#### DATA PROVIDED
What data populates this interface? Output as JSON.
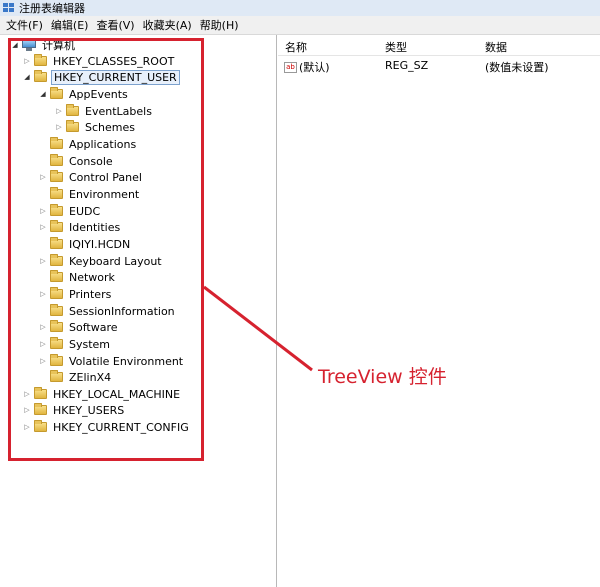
{
  "window": {
    "title": "注册表编辑器"
  },
  "menubar": [
    "文件(F)",
    "编辑(E)",
    "查看(V)",
    "收藏夹(A)",
    "帮助(H)"
  ],
  "tree": {
    "root": "计算机",
    "hives": [
      "HKEY_CLASSES_ROOT",
      "HKEY_CURRENT_USER",
      "HKEY_LOCAL_MACHINE",
      "HKEY_USERS",
      "HKEY_CURRENT_CONFIG"
    ],
    "current_user_children": [
      "AppEvents",
      "Applications",
      "Console",
      "Control Panel",
      "Environment",
      "EUDC",
      "Identities",
      "IQIYI.HCDN",
      "Keyboard Layout",
      "Network",
      "Printers",
      "SessionInformation",
      "Software",
      "System",
      "Volatile Environment",
      "ZElinX4"
    ],
    "appevents_children": [
      "EventLabels",
      "Schemes"
    ]
  },
  "list": {
    "columns": [
      "名称",
      "类型",
      "数据"
    ],
    "rows": [
      {
        "name": "(默认)",
        "type": "REG_SZ",
        "data": "(数值未设置)",
        "icon": "ab-string-icon"
      }
    ]
  },
  "annotation": {
    "text": "TreeView 控件",
    "color": "#d6222f"
  },
  "colors": {
    "highlight": "#d6222f",
    "selection_border": "#7da2ce",
    "folder": "#e8c35a"
  }
}
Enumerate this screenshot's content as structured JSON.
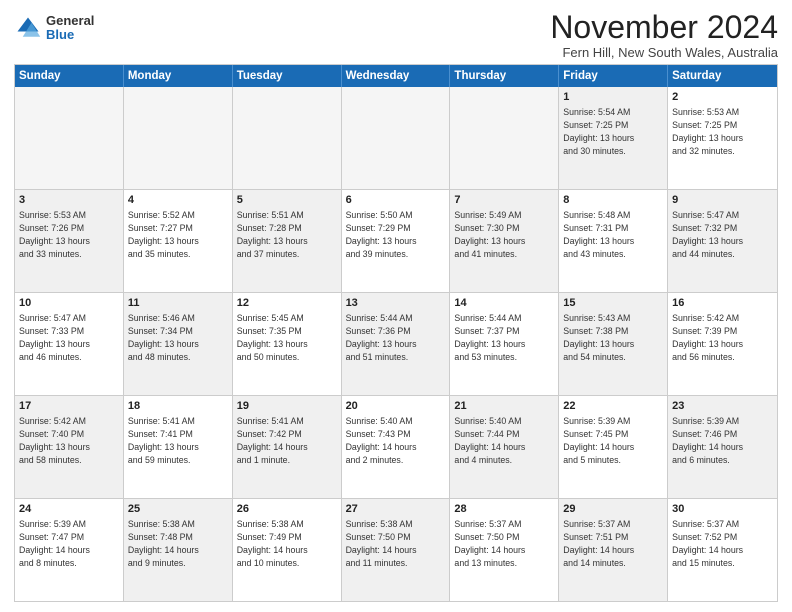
{
  "header": {
    "logo_general": "General",
    "logo_blue": "Blue",
    "month_title": "November 2024",
    "location": "Fern Hill, New South Wales, Australia"
  },
  "calendar": {
    "days_of_week": [
      "Sunday",
      "Monday",
      "Tuesday",
      "Wednesday",
      "Thursday",
      "Friday",
      "Saturday"
    ],
    "rows": [
      [
        {
          "day": "",
          "empty": true
        },
        {
          "day": "",
          "empty": true
        },
        {
          "day": "",
          "empty": true
        },
        {
          "day": "",
          "empty": true
        },
        {
          "day": "",
          "empty": true
        },
        {
          "day": "1",
          "lines": [
            "Sunrise: 5:54 AM",
            "Sunset: 7:25 PM",
            "Daylight: 13 hours",
            "and 30 minutes."
          ],
          "shaded": true
        },
        {
          "day": "2",
          "lines": [
            "Sunrise: 5:53 AM",
            "Sunset: 7:25 PM",
            "Daylight: 13 hours",
            "and 32 minutes."
          ],
          "shaded": false
        }
      ],
      [
        {
          "day": "3",
          "lines": [
            "Sunrise: 5:53 AM",
            "Sunset: 7:26 PM",
            "Daylight: 13 hours",
            "and 33 minutes."
          ],
          "shaded": true
        },
        {
          "day": "4",
          "lines": [
            "Sunrise: 5:52 AM",
            "Sunset: 7:27 PM",
            "Daylight: 13 hours",
            "and 35 minutes."
          ],
          "shaded": false
        },
        {
          "day": "5",
          "lines": [
            "Sunrise: 5:51 AM",
            "Sunset: 7:28 PM",
            "Daylight: 13 hours",
            "and 37 minutes."
          ],
          "shaded": true
        },
        {
          "day": "6",
          "lines": [
            "Sunrise: 5:50 AM",
            "Sunset: 7:29 PM",
            "Daylight: 13 hours",
            "and 39 minutes."
          ],
          "shaded": false
        },
        {
          "day": "7",
          "lines": [
            "Sunrise: 5:49 AM",
            "Sunset: 7:30 PM",
            "Daylight: 13 hours",
            "and 41 minutes."
          ],
          "shaded": true
        },
        {
          "day": "8",
          "lines": [
            "Sunrise: 5:48 AM",
            "Sunset: 7:31 PM",
            "Daylight: 13 hours",
            "and 43 minutes."
          ],
          "shaded": false
        },
        {
          "day": "9",
          "lines": [
            "Sunrise: 5:47 AM",
            "Sunset: 7:32 PM",
            "Daylight: 13 hours",
            "and 44 minutes."
          ],
          "shaded": true
        }
      ],
      [
        {
          "day": "10",
          "lines": [
            "Sunrise: 5:47 AM",
            "Sunset: 7:33 PM",
            "Daylight: 13 hours",
            "and 46 minutes."
          ],
          "shaded": false
        },
        {
          "day": "11",
          "lines": [
            "Sunrise: 5:46 AM",
            "Sunset: 7:34 PM",
            "Daylight: 13 hours",
            "and 48 minutes."
          ],
          "shaded": true
        },
        {
          "day": "12",
          "lines": [
            "Sunrise: 5:45 AM",
            "Sunset: 7:35 PM",
            "Daylight: 13 hours",
            "and 50 minutes."
          ],
          "shaded": false
        },
        {
          "day": "13",
          "lines": [
            "Sunrise: 5:44 AM",
            "Sunset: 7:36 PM",
            "Daylight: 13 hours",
            "and 51 minutes."
          ],
          "shaded": true
        },
        {
          "day": "14",
          "lines": [
            "Sunrise: 5:44 AM",
            "Sunset: 7:37 PM",
            "Daylight: 13 hours",
            "and 53 minutes."
          ],
          "shaded": false
        },
        {
          "day": "15",
          "lines": [
            "Sunrise: 5:43 AM",
            "Sunset: 7:38 PM",
            "Daylight: 13 hours",
            "and 54 minutes."
          ],
          "shaded": true
        },
        {
          "day": "16",
          "lines": [
            "Sunrise: 5:42 AM",
            "Sunset: 7:39 PM",
            "Daylight: 13 hours",
            "and 56 minutes."
          ],
          "shaded": false
        }
      ],
      [
        {
          "day": "17",
          "lines": [
            "Sunrise: 5:42 AM",
            "Sunset: 7:40 PM",
            "Daylight: 13 hours",
            "and 58 minutes."
          ],
          "shaded": true
        },
        {
          "day": "18",
          "lines": [
            "Sunrise: 5:41 AM",
            "Sunset: 7:41 PM",
            "Daylight: 13 hours",
            "and 59 minutes."
          ],
          "shaded": false
        },
        {
          "day": "19",
          "lines": [
            "Sunrise: 5:41 AM",
            "Sunset: 7:42 PM",
            "Daylight: 14 hours",
            "and 1 minute."
          ],
          "shaded": true
        },
        {
          "day": "20",
          "lines": [
            "Sunrise: 5:40 AM",
            "Sunset: 7:43 PM",
            "Daylight: 14 hours",
            "and 2 minutes."
          ],
          "shaded": false
        },
        {
          "day": "21",
          "lines": [
            "Sunrise: 5:40 AM",
            "Sunset: 7:44 PM",
            "Daylight: 14 hours",
            "and 4 minutes."
          ],
          "shaded": true
        },
        {
          "day": "22",
          "lines": [
            "Sunrise: 5:39 AM",
            "Sunset: 7:45 PM",
            "Daylight: 14 hours",
            "and 5 minutes."
          ],
          "shaded": false
        },
        {
          "day": "23",
          "lines": [
            "Sunrise: 5:39 AM",
            "Sunset: 7:46 PM",
            "Daylight: 14 hours",
            "and 6 minutes."
          ],
          "shaded": true
        }
      ],
      [
        {
          "day": "24",
          "lines": [
            "Sunrise: 5:39 AM",
            "Sunset: 7:47 PM",
            "Daylight: 14 hours",
            "and 8 minutes."
          ],
          "shaded": false
        },
        {
          "day": "25",
          "lines": [
            "Sunrise: 5:38 AM",
            "Sunset: 7:48 PM",
            "Daylight: 14 hours",
            "and 9 minutes."
          ],
          "shaded": true
        },
        {
          "day": "26",
          "lines": [
            "Sunrise: 5:38 AM",
            "Sunset: 7:49 PM",
            "Daylight: 14 hours",
            "and 10 minutes."
          ],
          "shaded": false
        },
        {
          "day": "27",
          "lines": [
            "Sunrise: 5:38 AM",
            "Sunset: 7:50 PM",
            "Daylight: 14 hours",
            "and 11 minutes."
          ],
          "shaded": true
        },
        {
          "day": "28",
          "lines": [
            "Sunrise: 5:37 AM",
            "Sunset: 7:50 PM",
            "Daylight: 14 hours",
            "and 13 minutes."
          ],
          "shaded": false
        },
        {
          "day": "29",
          "lines": [
            "Sunrise: 5:37 AM",
            "Sunset: 7:51 PM",
            "Daylight: 14 hours",
            "and 14 minutes."
          ],
          "shaded": true
        },
        {
          "day": "30",
          "lines": [
            "Sunrise: 5:37 AM",
            "Sunset: 7:52 PM",
            "Daylight: 14 hours",
            "and 15 minutes."
          ],
          "shaded": false
        }
      ]
    ]
  }
}
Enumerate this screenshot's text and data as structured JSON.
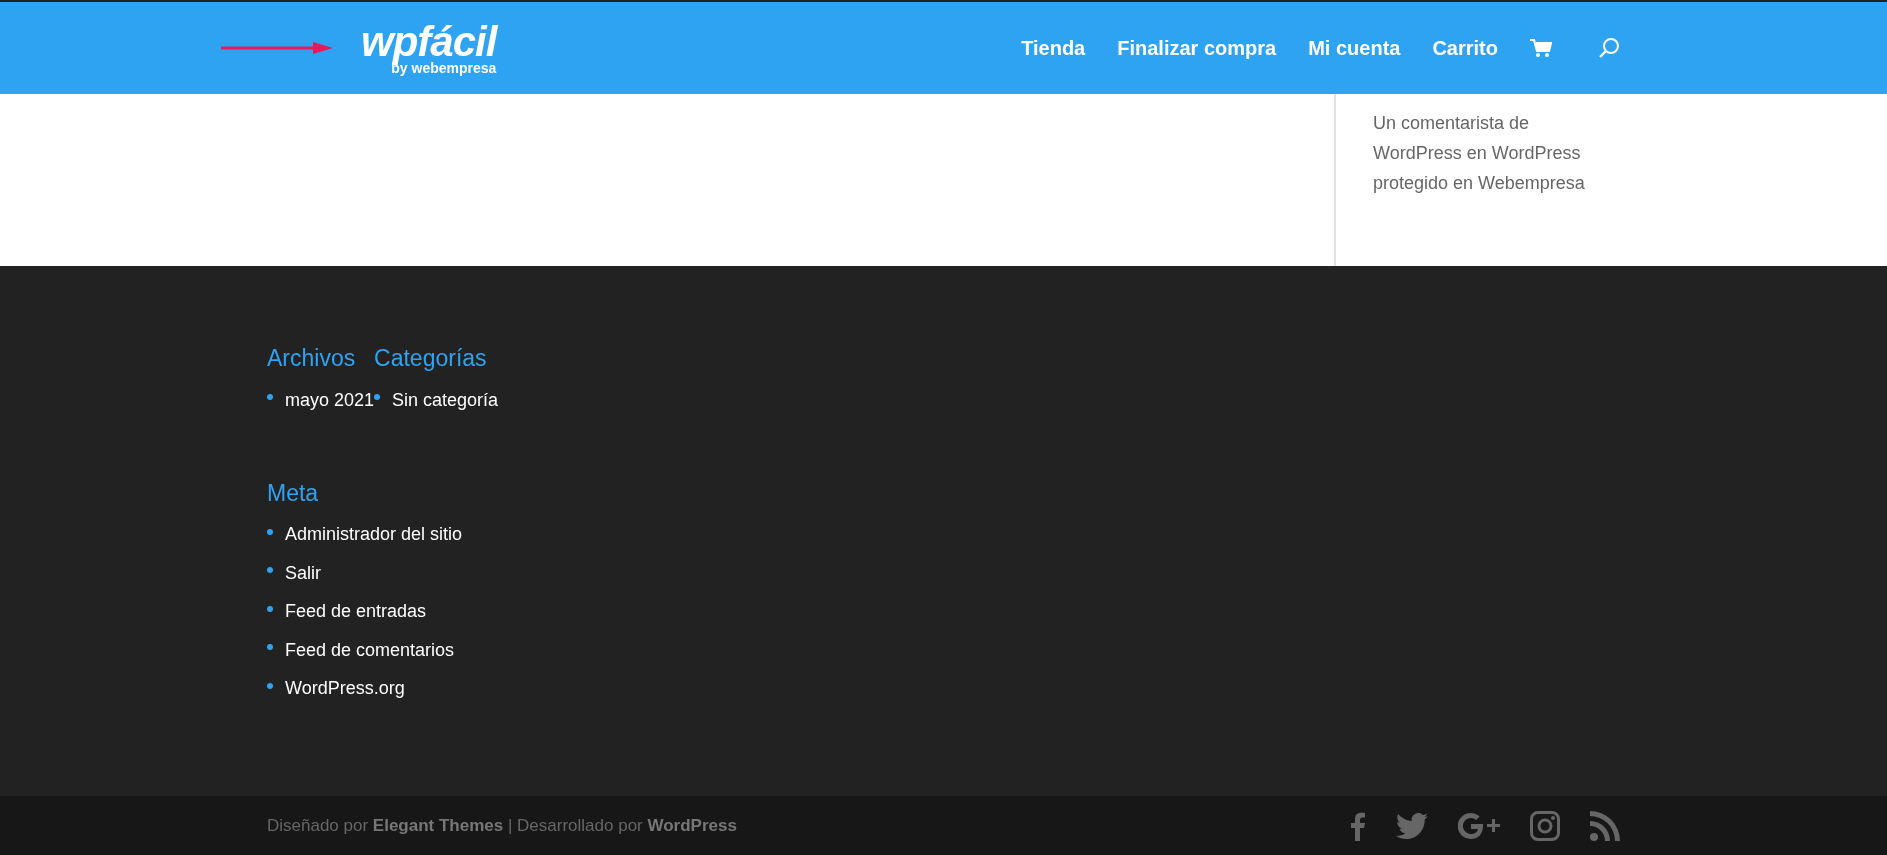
{
  "header": {
    "logo": {
      "name": "wpfácil",
      "tagline": "by webempresa"
    },
    "nav": [
      {
        "label": "Tienda"
      },
      {
        "label": "Finalizar compra"
      },
      {
        "label": "Mi cuenta"
      },
      {
        "label": "Carrito"
      }
    ]
  },
  "sidebar": {
    "text": "Un comentarista de WordPress en WordPress protegido en Webempresa"
  },
  "footer": {
    "widget_rows": [
      [
        {
          "title": "Archivos",
          "items": [
            "mayo 2021"
          ]
        },
        {
          "title": "Categorías",
          "items": [
            "Sin categoría"
          ]
        }
      ],
      [
        {
          "title": "Meta",
          "items": [
            "Administrador del sitio",
            "Salir",
            "Feed de entradas",
            "Feed de comentarios",
            "WordPress.org"
          ]
        }
      ]
    ]
  },
  "bottom_bar": {
    "credits": "Diseñado por **Elegant Themes** | Desarrollado por **WordPress**"
  }
}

#### GIVEN REQUEST
Copy each line of the listing in which the word "WordPress" can be found.

#### OUTPUT OF THE EXERCISE
    "text": "Un comentarista de WordPress en WordPress protegido en Webempresa"
            "WordPress.org"
    "credits": "Diseñado por **Elegant Themes** | Desarrollado por **WordPress**"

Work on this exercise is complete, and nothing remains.